[What you should do] Your task is to copy every line of the entries that contains "MODULO".
═══ Data for processing ═══
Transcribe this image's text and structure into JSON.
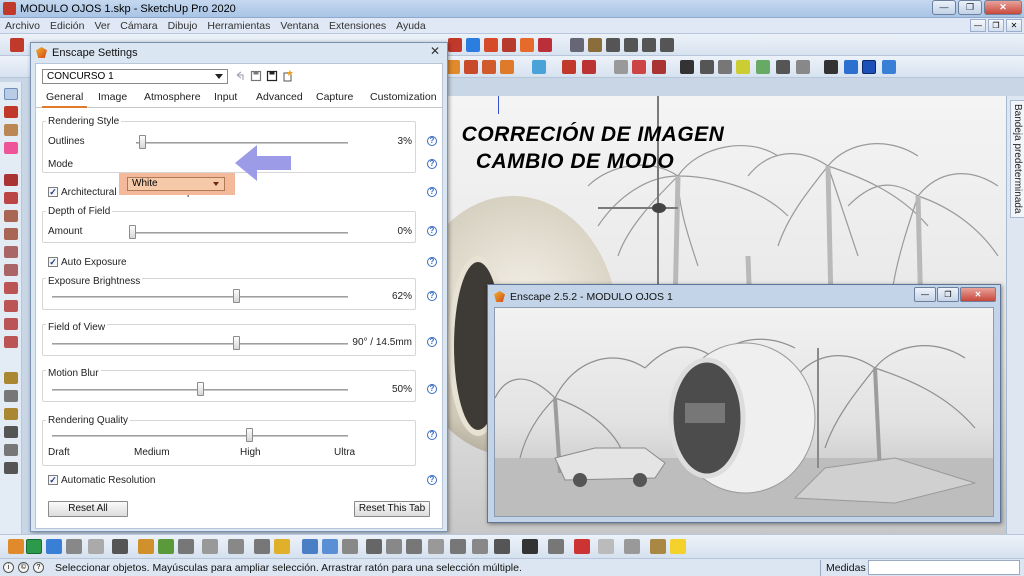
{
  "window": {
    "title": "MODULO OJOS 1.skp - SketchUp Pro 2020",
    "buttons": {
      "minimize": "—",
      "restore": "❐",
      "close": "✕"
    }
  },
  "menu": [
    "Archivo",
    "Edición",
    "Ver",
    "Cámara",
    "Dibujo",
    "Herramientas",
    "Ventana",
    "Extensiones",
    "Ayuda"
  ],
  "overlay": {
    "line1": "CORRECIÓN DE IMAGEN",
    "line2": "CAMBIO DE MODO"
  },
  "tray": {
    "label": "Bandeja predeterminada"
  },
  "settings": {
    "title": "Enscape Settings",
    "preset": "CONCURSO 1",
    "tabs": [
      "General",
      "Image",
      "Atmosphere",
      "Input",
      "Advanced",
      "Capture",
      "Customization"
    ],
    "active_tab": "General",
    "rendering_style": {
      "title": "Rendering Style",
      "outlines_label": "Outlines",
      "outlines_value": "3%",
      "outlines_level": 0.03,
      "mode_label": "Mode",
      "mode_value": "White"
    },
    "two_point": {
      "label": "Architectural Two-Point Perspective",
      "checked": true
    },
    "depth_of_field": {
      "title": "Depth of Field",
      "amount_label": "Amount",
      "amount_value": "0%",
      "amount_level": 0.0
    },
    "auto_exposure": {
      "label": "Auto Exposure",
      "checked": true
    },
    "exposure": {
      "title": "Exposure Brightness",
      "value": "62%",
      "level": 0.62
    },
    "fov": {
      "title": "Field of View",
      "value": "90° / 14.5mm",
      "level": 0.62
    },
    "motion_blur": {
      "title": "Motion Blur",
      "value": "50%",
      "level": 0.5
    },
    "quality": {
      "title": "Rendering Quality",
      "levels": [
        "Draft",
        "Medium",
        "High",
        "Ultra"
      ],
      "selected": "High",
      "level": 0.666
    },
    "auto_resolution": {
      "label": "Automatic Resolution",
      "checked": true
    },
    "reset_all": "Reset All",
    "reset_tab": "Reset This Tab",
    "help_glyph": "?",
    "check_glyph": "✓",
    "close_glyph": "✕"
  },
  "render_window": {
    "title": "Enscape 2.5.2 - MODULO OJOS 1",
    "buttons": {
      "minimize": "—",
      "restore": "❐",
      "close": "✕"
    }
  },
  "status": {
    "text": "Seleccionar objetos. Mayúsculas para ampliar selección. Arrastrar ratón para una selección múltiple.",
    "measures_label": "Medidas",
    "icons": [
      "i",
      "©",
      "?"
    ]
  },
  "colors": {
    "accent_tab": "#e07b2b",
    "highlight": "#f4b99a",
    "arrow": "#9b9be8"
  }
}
═══
═══ Data for processing ═══
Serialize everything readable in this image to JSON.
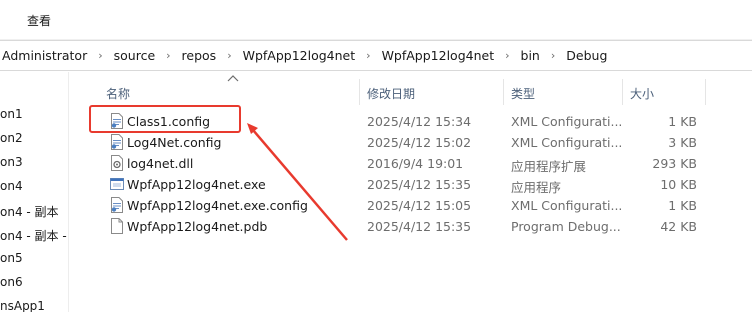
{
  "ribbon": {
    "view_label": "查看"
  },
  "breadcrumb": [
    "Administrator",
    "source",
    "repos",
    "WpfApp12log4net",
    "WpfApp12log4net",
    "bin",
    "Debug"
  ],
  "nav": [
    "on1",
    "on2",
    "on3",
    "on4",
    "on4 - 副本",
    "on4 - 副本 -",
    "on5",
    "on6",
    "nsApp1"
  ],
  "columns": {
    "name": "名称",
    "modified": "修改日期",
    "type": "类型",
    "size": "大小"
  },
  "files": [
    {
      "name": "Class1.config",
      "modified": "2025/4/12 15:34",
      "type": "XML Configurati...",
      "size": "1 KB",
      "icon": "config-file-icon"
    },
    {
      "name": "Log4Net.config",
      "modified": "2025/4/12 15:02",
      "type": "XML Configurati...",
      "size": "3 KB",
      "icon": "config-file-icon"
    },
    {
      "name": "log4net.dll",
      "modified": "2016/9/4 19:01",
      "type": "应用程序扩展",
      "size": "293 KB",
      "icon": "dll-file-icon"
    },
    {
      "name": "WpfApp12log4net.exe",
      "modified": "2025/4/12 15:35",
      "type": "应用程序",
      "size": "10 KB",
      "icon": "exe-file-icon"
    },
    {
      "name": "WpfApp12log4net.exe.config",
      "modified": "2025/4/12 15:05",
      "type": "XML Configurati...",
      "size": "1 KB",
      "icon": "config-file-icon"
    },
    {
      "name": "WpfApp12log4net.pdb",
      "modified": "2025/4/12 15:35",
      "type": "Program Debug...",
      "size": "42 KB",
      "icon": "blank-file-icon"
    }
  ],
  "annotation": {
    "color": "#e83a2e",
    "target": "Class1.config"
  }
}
═══
═══ Data for processing ═══
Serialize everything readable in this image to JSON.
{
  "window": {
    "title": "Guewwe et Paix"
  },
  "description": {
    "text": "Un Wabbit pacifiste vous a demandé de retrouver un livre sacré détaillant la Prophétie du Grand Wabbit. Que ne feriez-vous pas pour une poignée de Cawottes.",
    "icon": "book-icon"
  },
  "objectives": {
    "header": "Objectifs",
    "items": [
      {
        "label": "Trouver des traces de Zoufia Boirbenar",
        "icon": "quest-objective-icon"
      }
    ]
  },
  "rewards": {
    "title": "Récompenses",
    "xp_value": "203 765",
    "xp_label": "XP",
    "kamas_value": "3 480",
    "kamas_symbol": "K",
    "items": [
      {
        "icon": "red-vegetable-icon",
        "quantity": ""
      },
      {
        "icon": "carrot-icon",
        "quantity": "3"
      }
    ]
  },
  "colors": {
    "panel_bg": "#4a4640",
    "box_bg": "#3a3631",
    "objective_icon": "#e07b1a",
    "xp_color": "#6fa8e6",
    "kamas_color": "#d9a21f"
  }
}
═══
[Task output]
    "title": "MODULO OJOS 1.skp - SketchUp Pro 2020",
    "title": "Enscape 2.5.2 - MODULO OJOS 1",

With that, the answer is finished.